_Requirements_:
A: In the sbomasm enrich documentation, what is the default value for the maximum number of retry attempts on failed requests?
B: Write the next part of the sbomasm enrich documentation, picking up right after its last line.

License-Specific Options

  • -j, --license-exp-join <operator>: Join operator for license expressions
    • Default: OR
    • Options: AND, OR, WITH, +
    • Used when combining multiple licenses for a component

Network Options

  • -r, --max-retries <number>: Maximum retry attempts for failed requests

    • Default: 2
    • Range: 0-10
    • Useful for handling temporary network issues
  • -w, --max-wait <seconds>: Maximum wait time per request

    • Default: 5 seconds
    • Range: 1-60
    • Adjust based on network conditions

Debug Options

  • -d, --debug: Enable debug logging for troubleshooting

Data Source: ClearlyDefined

The enrich command uses ClearlyDefined as its primary data source. ClearlyDefined is a community-driven project that:

  • Aggregates license information from multiple sources
  • Provides curated and reviewed license data
  • Covers millions of open-source components
  • Supports multiple package ecosystems (npm, Maven, PyPI, NuGet, etc.)

How It Works

  1. Component Analysis: Scans the SBOM for components with missing or incomplete license information
  2. Coordinate Mapping: Maps components to ClearlyDefined coordinates using:
    • Package URLs (purls)
    • Component names and versions
    • Package ecosystem information
  3. Data Retrieval: Fetches license data from ClearlyDefined API
  4. Enrichment: Updates the SBOM with retrieved license information
  5. Output Generation: Saves the enriched SBOM in the specified format

Examples

Basic License Enrichment

Fill missing licenses only:

# Enrich SBOM with missing license information
sbomasm enrich \
  --fields license \
  --output enriched-sbom.json \
  original-sbom.json

Force Update All Licenses

Replace all license information with ClearlyDefined data:

# Force update all licenses
sbomasm enrich \
  --fields license \
  --force \
  --output updated-sbom.json \
  input-sbom.json

Custom License Expression Joining

Use AND operator for dual-licensed components:

# Join multiple licenses with AND
sbomasm enrich \
  --fields license \
  --license-exp-join "AND" \
  --output dual-licensed.json \
  input.json

Robust Network Handling

Configure for unreliable network conditions:

# Increase retries and timeout for slow networks
sbomasm enrich \
  --fields license \
  --max-retries 5 \
  --max-wait 30 \
  --output enriched.json \
  input.json

Debug Mode

Troubleshoot enrichment issues:

# Enable debug logging
sbomasm enrich \
  --fields license \
  --debug \
  --output debug-enriched.json \
  input.json

Use Cases

Compliance Preparation

Ensure all components have license information before legal review:

# Prepare SBOM for compliance audit
sbomasm enrich \
  --fields license \
  --force \
  --output compliance-ready.json \
  generated-sbom.json

CI/CD Pipeline Integration

Automatically enrich SBOMs in your build pipeline:

#!/bin/bash
# ci-enrich.sh

# Generate SBOM
syft . -o spdx-json=raw-sbom.json

# Enrich with licenses
sbomasm enrich \
  --fields license \
  --output enriched-sbom.json \
  raw-sbom.json

# Validate enriched SBOM
sbomasm validate enriched-sbom.json

Batch Processing

Process multiple SBOMs:

#!/bin/bash
# batch-enrich.sh

for sbom in sboms/*.json; do
  echo "Enriching $sbom..."

_Source data_:
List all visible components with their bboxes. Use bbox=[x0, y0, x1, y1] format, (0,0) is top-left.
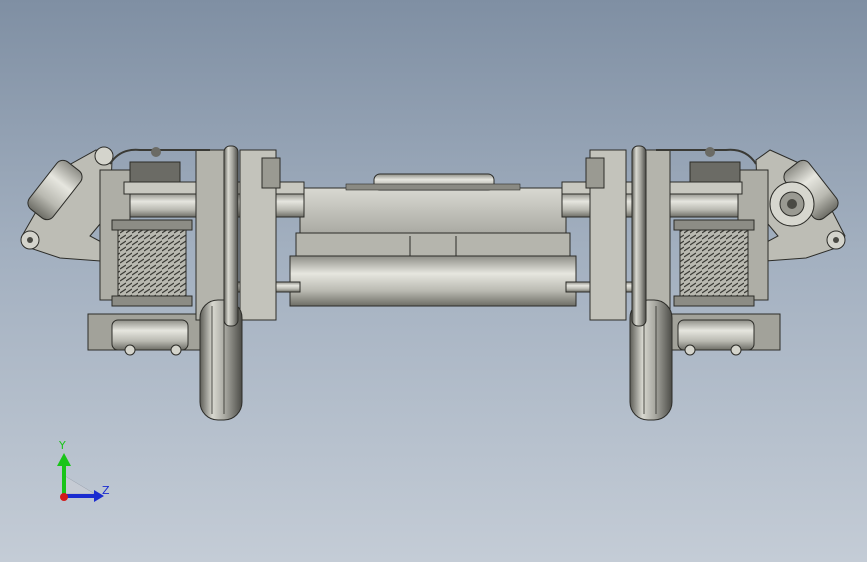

_Expected answers_:
A: 2

B:
  sbomasm enrich \
    --fields license \
    --output "enriched/$(basename $sbom)" \
    "$sbom"
done

Supply Chain Documentation

Prepare SBOMs for vendor delivery:

# Enrich and clean SBOM for external sharing
sbomasm enrich \
  --fields license \
  --force \
  --output temp-enriched.json \
  internal-sbom.json

# Remove internal components
sbomasm rm \
  --subject component-name \
  --search "internal-" \
  --output vendor-sbom.json \
  temp-enriched.json

Output Summary

After enrichment, the command provides a summary:

Total: 150        # Total components in SBOM
Selected: 45      # Components missing license info
Enriched: 42      # Successfully enriched components
Skipped: 3        # Components skipped (no data available)
Failed: 0         # Components that failed to enrich

Supported Formats

Input Formats

Format Extensions
SPDX .spdx, .spdx.json, .spdx.yaml
CycloneDX .cdx, .cdx.json, .cdx.xml

Output Formats

The enriched SBOM maintains the same format as the input file.

Limitations

  • Currently only supports license enrichment
  • Requires internet connectivity to access ClearlyDefined
  • Rate limits may apply for large SBOMs
  • Some proprietary or internal components may not have data available
  • License data quality depends on ClearlyDefined community curation

Best Practices

  1. Verify Results: Always review enriched license information for accuracy
  2. Use Force Carefully: Only use --force when you trust the external data source
  3. Network Configuration: Adjust retry and timeout settings based on your environment
  4. Pipeline Integration: Run enrichment after SBOM generation but before validation
  5. Backup Original: Keep a copy of the original SBOM before enrichment
  6. Legal Review: Have legal team verify license compatibility after enrichment

Troubleshooting

No License Data Found

If components aren't being enriched:

  • Verify components have valid Package URLs (purls)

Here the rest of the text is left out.